======== Dataset content ========
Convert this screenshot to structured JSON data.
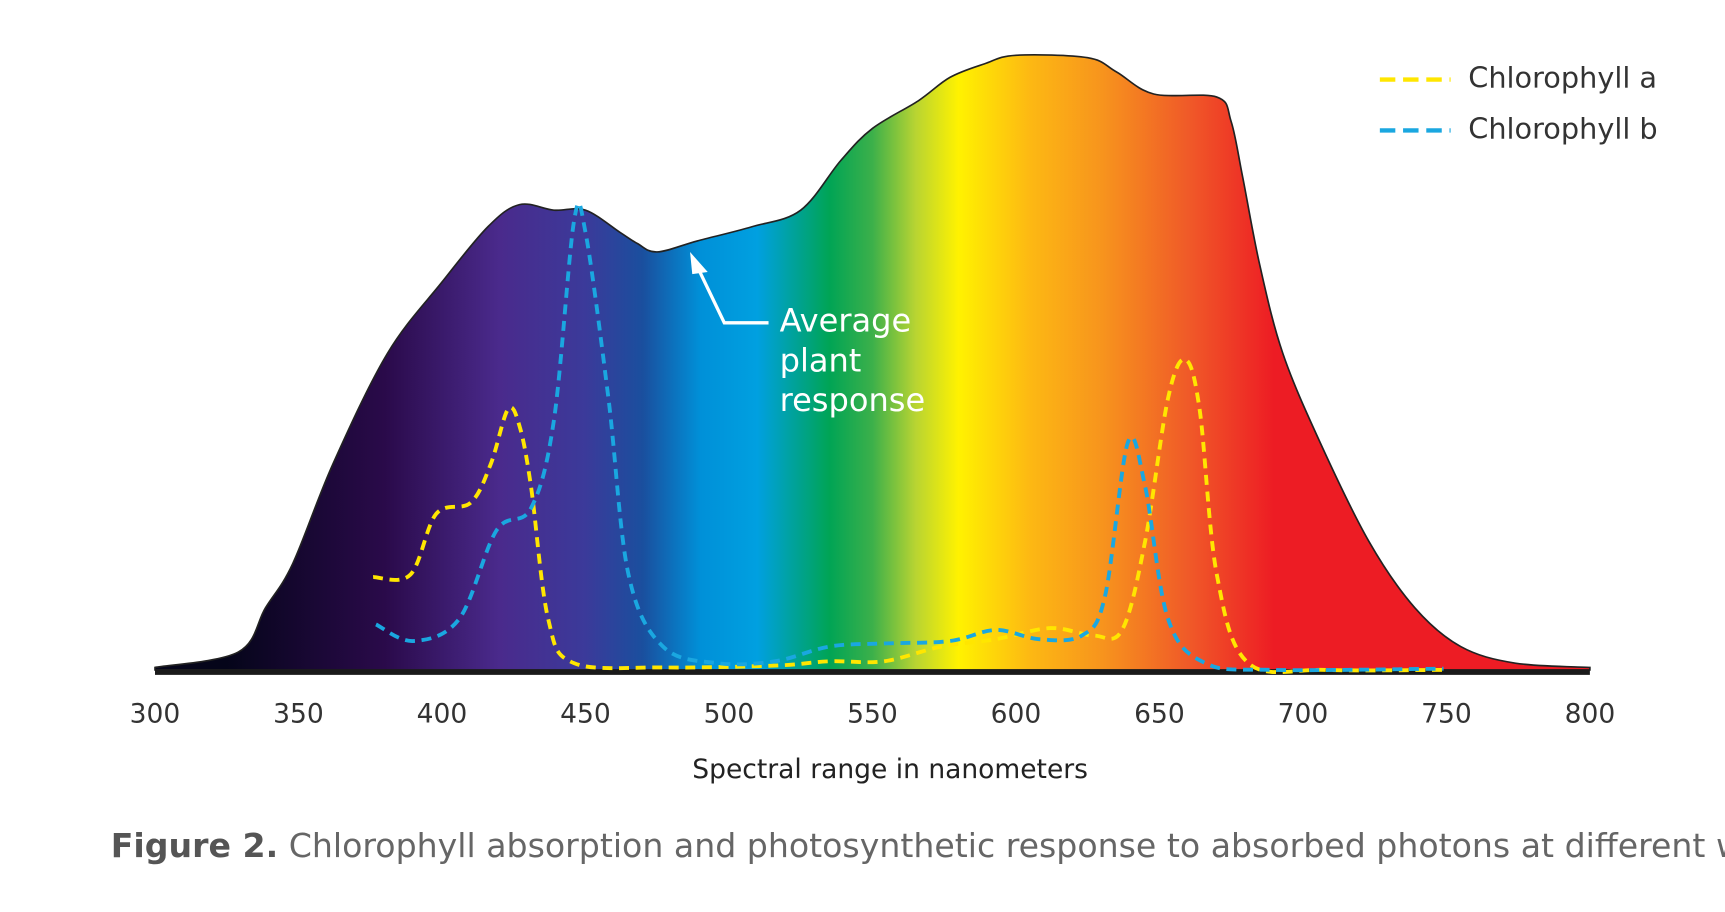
{
  "chart_data": {
    "type": "line",
    "x_label": "Spectral range in nanometers",
    "caption_label": "Figure 2.",
    "caption": "Chlorophyll absorption and photosynthetic response to absorbed photons at different wavelengths",
    "annotation": "Average plant response",
    "xlim": [
      300,
      800
    ],
    "xticks": [
      300,
      350,
      400,
      450,
      500,
      550,
      600,
      650,
      700,
      750,
      800
    ],
    "ylim": [
      0,
      100
    ],
    "legend": "upper right",
    "area": {
      "x": [
        300,
        329,
        338.5,
        348,
        362,
        381,
        400,
        416,
        427,
        439,
        450,
        462,
        468,
        475,
        489,
        508,
        525,
        539,
        550,
        566,
        577,
        589,
        600,
        625,
        635,
        648,
        670,
        675,
        679,
        685,
        693,
        706,
        723,
        739,
        755,
        774,
        800
      ],
      "values": [
        0.4,
        2.9,
        10.1,
        17.3,
        33.5,
        51.5,
        63.1,
        72.1,
        75.7,
        74.8,
        74.8,
        71.2,
        69.4,
        68,
        69.8,
        72.1,
        74.8,
        82.9,
        88.1,
        92.6,
        96.4,
        98.6,
        100,
        99.6,
        97.3,
        93.7,
        93.2,
        89.2,
        80.2,
        65.8,
        51.5,
        37,
        20.9,
        10.1,
        3.8,
        1.1,
        0.4
      ]
    },
    "series": [
      {
        "name": "Chlorophyll a",
        "color": "#ffe600",
        "x": [
          376,
          389,
          398,
          410,
          417,
          423,
          427,
          431,
          437,
          446,
          477,
          516,
          535,
          554,
          574,
          593,
          612,
          627,
          637,
          645,
          653,
          659,
          664,
          670,
          681,
          708,
          749
        ],
        "values": [
          15.1,
          15.5,
          25.4,
          27.2,
          33.5,
          42.4,
          39.7,
          29.9,
          8.3,
          1.1,
          0.4,
          0.7,
          1.4,
          1.4,
          3.8,
          5,
          6.8,
          5.6,
          6.5,
          20.9,
          44.2,
          50.5,
          42.4,
          15.5,
          1.1,
          0,
          0
        ]
      },
      {
        "name": "Chlorophyll b",
        "color": "#1aa7e0",
        "x": [
          377,
          390,
          406,
          419,
          431,
          439,
          446,
          450,
          458,
          465,
          477,
          496,
          516,
          535,
          554,
          577,
          593,
          608,
          623,
          631,
          639,
          645,
          653,
          666,
          689,
          749
        ],
        "values": [
          7.4,
          4.7,
          8.3,
          22.7,
          26.3,
          40.6,
          73,
          71.2,
          44.2,
          15.5,
          3.8,
          1.1,
          1.4,
          3.8,
          4.3,
          4.7,
          6.5,
          5,
          5.6,
          11.9,
          37,
          29.9,
          8.3,
          1.1,
          0,
          0.2
        ]
      }
    ]
  }
}
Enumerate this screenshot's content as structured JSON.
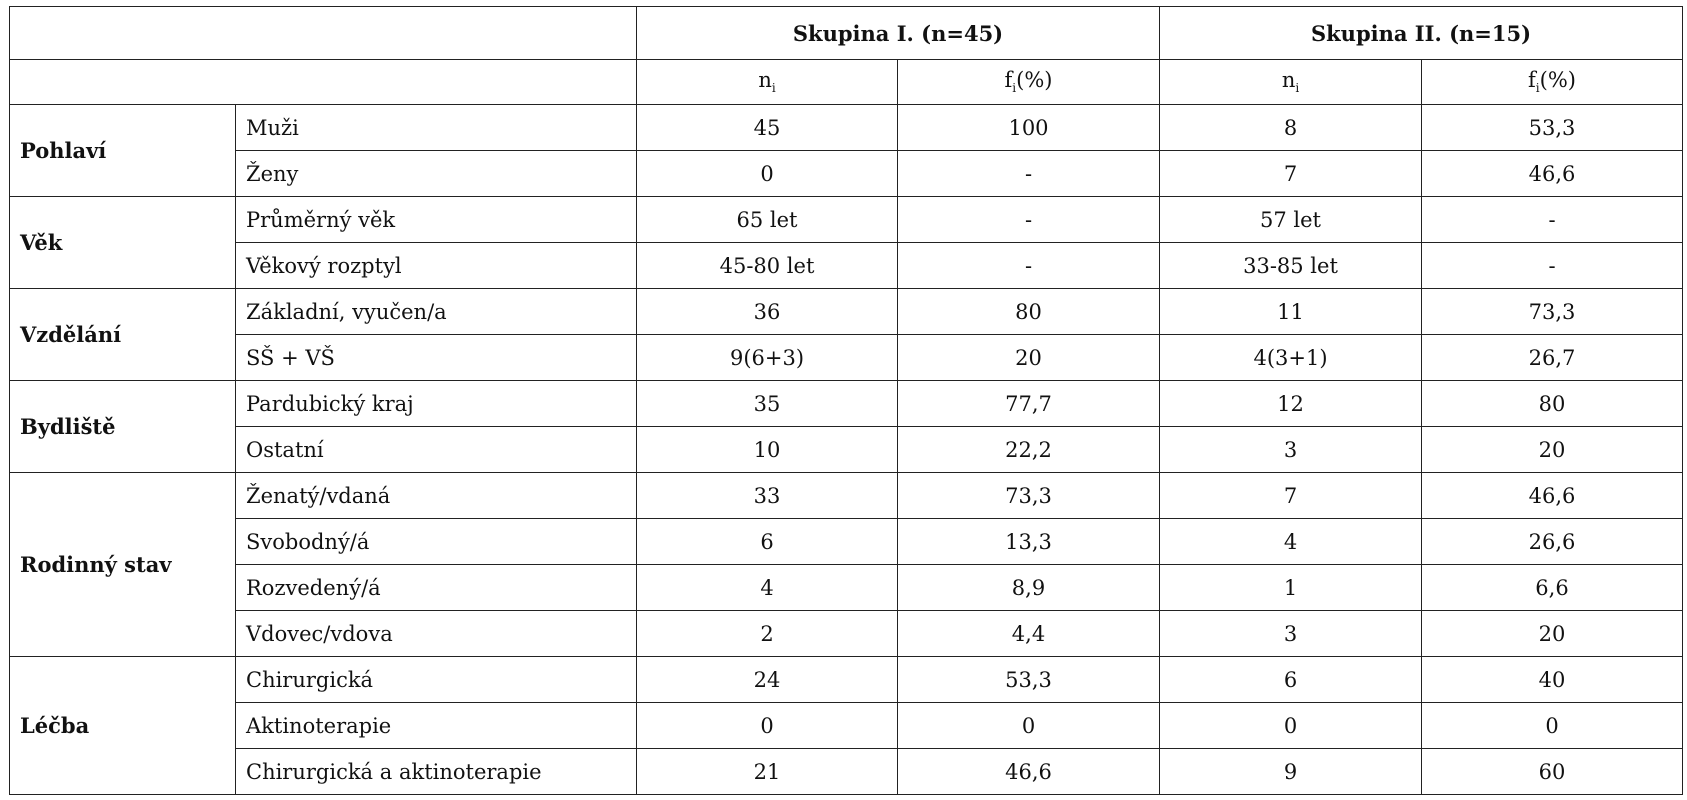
{
  "table": {
    "groups": [
      "Skupina I. (n=45)",
      "Skupina II. (n=15)"
    ],
    "subheaders": [
      {
        "main": "n",
        "sub": "i"
      },
      {
        "main": "f",
        "sub": "i",
        "suffix": "(%)"
      },
      {
        "main": "n",
        "sub": "i"
      },
      {
        "main": "f",
        "sub": "i",
        "suffix": "(%)"
      }
    ],
    "sections": [
      {
        "label": "Pohlaví",
        "rows": [
          [
            "Muži",
            "45",
            "100",
            "8",
            "53,3"
          ],
          [
            "Ženy",
            "0",
            "-",
            "7",
            "46,6"
          ]
        ]
      },
      {
        "label": "Věk",
        "rows": [
          [
            "Průměrný věk",
            "65 let",
            "-",
            "57 let",
            "-"
          ],
          [
            "Věkový rozptyl",
            "45-80 let",
            "-",
            "33-85 let",
            "-"
          ]
        ]
      },
      {
        "label": "Vzdělání",
        "rows": [
          [
            "Základní, vyučen/a",
            "36",
            "80",
            "11",
            "73,3"
          ],
          [
            "SŠ + VŠ",
            "9(6+3)",
            "20",
            "4(3+1)",
            "26,7"
          ]
        ]
      },
      {
        "label": "Bydliště",
        "rows": [
          [
            "Pardubický kraj",
            "35",
            "77,7",
            "12",
            "80"
          ],
          [
            "Ostatní",
            "10",
            "22,2",
            "3",
            "20"
          ]
        ]
      },
      {
        "label": "Rodinný stav",
        "rows": [
          [
            "Ženatý/vdaná",
            "33",
            "73,3",
            "7",
            "46,6"
          ],
          [
            "Svobodný/á",
            "6",
            "13,3",
            "4",
            "26,6"
          ],
          [
            "Rozvedený/á",
            "4",
            "8,9",
            "1",
            "6,6"
          ],
          [
            "Vdovec/vdova",
            "2",
            "4,4",
            "3",
            "20"
          ]
        ]
      },
      {
        "label": "Léčba",
        "rows": [
          [
            "Chirurgická",
            "24",
            "53,3",
            "6",
            "40"
          ],
          [
            "Aktinoterapie",
            "0",
            "0",
            "0",
            "0"
          ],
          [
            "Chirurgická a aktinoterapie",
            "21",
            "46,6",
            "9",
            "60"
          ]
        ]
      }
    ]
  }
}
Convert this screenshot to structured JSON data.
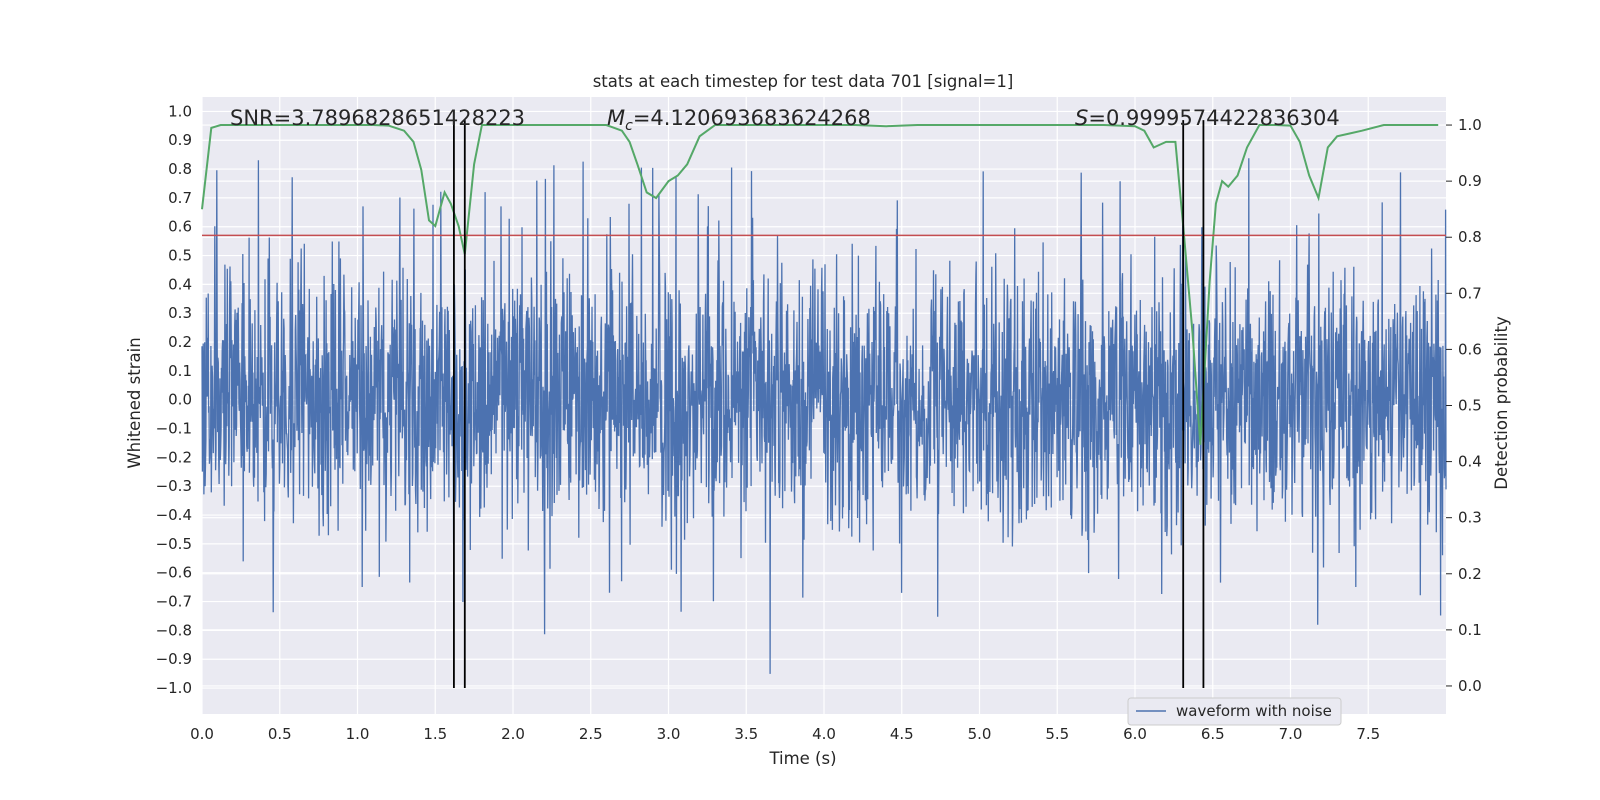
========
Challenge →
Filter out all lines lacking the word "response" and copy the rest.

Task solution →
    "caption": "Chlorophyll absorption and photosynthetic response to absorbed photons at different wavelengths",
    "annotation": "Average plant response",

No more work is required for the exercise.